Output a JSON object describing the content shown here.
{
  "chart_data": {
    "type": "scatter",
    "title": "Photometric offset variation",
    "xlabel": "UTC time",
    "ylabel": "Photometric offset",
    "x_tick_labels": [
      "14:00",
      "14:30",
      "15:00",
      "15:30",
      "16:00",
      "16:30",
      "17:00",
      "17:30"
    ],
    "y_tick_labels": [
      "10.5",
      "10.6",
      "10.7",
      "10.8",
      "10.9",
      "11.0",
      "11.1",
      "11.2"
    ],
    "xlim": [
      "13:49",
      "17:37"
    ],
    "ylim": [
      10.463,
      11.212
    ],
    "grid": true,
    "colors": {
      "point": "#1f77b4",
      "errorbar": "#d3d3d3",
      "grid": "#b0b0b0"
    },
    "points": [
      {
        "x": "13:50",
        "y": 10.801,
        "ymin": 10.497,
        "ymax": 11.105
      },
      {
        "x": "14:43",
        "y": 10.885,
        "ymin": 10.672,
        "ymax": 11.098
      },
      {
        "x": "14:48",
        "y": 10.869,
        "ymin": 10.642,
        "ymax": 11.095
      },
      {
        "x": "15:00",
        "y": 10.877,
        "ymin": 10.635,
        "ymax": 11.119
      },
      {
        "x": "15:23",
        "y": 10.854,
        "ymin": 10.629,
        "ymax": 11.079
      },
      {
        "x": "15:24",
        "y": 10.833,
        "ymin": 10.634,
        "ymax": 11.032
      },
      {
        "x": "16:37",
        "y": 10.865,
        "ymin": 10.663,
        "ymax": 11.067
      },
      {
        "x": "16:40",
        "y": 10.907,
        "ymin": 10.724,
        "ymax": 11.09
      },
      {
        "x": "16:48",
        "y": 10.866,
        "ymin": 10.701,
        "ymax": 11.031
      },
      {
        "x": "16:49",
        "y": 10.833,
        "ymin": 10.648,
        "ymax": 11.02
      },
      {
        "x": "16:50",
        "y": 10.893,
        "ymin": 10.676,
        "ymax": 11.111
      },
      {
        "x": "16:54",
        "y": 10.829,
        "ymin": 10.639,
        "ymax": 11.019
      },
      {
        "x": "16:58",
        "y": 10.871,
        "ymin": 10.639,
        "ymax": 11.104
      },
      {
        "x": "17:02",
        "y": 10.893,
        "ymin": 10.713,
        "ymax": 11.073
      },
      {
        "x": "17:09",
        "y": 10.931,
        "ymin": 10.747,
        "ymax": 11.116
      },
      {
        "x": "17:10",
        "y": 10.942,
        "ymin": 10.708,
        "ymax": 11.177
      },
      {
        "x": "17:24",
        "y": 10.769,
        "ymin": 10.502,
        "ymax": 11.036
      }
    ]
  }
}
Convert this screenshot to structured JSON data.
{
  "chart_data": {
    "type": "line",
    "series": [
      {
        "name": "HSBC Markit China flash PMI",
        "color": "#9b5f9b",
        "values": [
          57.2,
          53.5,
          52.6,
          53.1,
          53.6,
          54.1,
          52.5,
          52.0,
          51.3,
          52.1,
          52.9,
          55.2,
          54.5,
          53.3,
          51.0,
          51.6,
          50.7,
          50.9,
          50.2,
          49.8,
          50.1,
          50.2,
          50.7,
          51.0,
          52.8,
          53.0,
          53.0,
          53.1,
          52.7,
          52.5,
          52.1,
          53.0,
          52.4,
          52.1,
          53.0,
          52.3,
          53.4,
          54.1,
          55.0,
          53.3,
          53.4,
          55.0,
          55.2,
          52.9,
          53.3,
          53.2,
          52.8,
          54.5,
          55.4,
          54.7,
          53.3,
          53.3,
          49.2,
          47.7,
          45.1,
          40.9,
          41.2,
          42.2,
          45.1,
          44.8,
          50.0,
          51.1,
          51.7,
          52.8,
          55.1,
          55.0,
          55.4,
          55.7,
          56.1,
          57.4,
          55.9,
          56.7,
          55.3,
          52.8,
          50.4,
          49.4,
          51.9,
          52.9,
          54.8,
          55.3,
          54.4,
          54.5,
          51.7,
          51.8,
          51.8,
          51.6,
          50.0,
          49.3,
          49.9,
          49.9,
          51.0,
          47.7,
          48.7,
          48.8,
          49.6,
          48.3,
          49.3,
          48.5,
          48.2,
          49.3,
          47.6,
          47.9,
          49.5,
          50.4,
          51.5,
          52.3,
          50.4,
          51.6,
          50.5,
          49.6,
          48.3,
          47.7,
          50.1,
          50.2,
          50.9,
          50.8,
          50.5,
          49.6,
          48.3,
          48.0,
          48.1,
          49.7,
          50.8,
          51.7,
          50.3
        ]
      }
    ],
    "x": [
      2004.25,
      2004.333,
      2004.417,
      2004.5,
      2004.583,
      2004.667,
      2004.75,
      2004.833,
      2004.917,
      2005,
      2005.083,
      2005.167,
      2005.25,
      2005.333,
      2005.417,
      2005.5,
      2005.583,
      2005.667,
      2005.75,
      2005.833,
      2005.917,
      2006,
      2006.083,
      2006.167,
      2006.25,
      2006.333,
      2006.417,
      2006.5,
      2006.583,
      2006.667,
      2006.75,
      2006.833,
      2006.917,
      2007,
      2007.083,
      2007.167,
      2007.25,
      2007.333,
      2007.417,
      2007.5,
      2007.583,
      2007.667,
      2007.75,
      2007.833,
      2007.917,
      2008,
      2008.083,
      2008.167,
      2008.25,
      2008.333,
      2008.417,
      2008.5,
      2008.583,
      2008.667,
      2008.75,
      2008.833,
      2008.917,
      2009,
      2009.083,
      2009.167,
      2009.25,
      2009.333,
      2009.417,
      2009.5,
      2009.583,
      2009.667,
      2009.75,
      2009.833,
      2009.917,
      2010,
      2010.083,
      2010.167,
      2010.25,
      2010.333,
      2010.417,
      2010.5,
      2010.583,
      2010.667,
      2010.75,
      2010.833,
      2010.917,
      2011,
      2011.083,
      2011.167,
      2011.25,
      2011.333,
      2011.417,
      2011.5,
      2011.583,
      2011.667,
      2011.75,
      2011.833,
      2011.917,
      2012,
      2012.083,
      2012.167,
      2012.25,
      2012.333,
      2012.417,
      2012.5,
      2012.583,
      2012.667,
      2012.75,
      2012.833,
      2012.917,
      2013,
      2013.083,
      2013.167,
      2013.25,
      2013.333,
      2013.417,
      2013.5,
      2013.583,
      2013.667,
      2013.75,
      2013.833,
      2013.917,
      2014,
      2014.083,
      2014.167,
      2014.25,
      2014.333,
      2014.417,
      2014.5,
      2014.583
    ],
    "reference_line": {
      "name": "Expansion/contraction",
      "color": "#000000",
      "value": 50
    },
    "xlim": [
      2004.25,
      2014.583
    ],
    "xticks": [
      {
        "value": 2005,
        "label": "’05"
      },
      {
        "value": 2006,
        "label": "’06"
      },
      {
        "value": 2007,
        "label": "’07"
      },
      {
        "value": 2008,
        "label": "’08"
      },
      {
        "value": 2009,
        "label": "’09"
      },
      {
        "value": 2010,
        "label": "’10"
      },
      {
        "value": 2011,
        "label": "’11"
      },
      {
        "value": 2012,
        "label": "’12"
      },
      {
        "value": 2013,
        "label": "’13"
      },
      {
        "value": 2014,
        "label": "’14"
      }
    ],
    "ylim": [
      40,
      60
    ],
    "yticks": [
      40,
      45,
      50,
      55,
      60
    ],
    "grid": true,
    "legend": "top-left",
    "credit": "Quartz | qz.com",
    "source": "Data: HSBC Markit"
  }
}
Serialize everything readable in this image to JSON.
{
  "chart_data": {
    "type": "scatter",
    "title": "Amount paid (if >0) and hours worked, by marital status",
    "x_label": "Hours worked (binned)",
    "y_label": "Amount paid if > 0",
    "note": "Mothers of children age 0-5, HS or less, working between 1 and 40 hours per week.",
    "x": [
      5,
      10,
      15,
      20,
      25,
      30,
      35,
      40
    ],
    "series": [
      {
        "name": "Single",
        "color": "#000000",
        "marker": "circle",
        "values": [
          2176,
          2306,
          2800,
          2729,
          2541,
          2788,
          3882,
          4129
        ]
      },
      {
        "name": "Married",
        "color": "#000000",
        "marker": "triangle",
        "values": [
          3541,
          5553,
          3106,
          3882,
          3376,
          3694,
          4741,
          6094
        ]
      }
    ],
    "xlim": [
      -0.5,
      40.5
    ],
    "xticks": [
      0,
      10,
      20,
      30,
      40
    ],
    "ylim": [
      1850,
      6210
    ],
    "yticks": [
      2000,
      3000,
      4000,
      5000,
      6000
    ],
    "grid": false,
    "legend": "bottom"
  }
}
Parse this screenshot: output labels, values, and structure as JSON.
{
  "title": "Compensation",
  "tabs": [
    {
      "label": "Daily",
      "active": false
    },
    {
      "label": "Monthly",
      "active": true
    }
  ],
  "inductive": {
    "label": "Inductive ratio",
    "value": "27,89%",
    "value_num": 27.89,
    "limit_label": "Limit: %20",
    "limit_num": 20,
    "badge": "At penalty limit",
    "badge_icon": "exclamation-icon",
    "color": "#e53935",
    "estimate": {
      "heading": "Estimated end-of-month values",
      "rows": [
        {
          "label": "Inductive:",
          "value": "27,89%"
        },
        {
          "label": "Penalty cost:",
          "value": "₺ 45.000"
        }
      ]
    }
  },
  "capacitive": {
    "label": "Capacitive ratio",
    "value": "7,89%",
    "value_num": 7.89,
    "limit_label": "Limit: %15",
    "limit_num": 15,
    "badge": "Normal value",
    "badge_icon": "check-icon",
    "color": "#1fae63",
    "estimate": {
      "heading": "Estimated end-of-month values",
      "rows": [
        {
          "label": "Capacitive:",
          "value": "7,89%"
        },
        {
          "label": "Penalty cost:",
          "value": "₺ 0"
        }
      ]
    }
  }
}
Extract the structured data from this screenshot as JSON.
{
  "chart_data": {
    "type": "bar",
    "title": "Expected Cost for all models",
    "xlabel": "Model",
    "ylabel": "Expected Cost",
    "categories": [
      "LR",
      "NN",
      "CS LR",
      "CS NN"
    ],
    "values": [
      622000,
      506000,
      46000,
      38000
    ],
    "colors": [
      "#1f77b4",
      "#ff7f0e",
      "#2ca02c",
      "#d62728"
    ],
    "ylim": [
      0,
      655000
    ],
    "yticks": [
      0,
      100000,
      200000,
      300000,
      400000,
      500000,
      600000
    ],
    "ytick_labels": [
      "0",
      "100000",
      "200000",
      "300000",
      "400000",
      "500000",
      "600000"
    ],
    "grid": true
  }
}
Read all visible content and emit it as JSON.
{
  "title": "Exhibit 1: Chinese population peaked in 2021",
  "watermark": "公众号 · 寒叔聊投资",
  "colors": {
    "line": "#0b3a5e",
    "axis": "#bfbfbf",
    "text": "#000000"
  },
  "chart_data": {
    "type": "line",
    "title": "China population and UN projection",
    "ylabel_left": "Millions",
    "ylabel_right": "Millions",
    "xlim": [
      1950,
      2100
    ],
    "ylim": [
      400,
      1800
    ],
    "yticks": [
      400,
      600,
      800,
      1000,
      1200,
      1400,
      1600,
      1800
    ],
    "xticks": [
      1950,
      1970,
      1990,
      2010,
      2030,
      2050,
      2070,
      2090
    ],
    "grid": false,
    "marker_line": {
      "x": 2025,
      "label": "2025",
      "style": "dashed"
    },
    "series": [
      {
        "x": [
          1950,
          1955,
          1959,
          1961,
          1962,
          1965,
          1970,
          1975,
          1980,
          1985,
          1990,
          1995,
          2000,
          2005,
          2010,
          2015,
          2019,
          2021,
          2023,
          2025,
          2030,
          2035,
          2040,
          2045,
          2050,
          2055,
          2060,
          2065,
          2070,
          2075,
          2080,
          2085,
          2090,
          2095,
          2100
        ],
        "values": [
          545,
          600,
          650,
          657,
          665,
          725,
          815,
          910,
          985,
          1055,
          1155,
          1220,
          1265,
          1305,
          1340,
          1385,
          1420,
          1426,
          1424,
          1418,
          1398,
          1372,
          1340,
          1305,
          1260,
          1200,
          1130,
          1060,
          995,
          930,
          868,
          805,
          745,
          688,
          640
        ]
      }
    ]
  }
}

★ ★ ★ ★ ★ ★ ★

◆ STATED PROBLEM ◆
In the entries above, identify every line with the word "Amount". Copy those lines.

◆ EXERCISE RESULT ◆
    "title": "Amount paid (if >0) and hours worked, by marital status",
    "y_label": "Amount paid if > 0",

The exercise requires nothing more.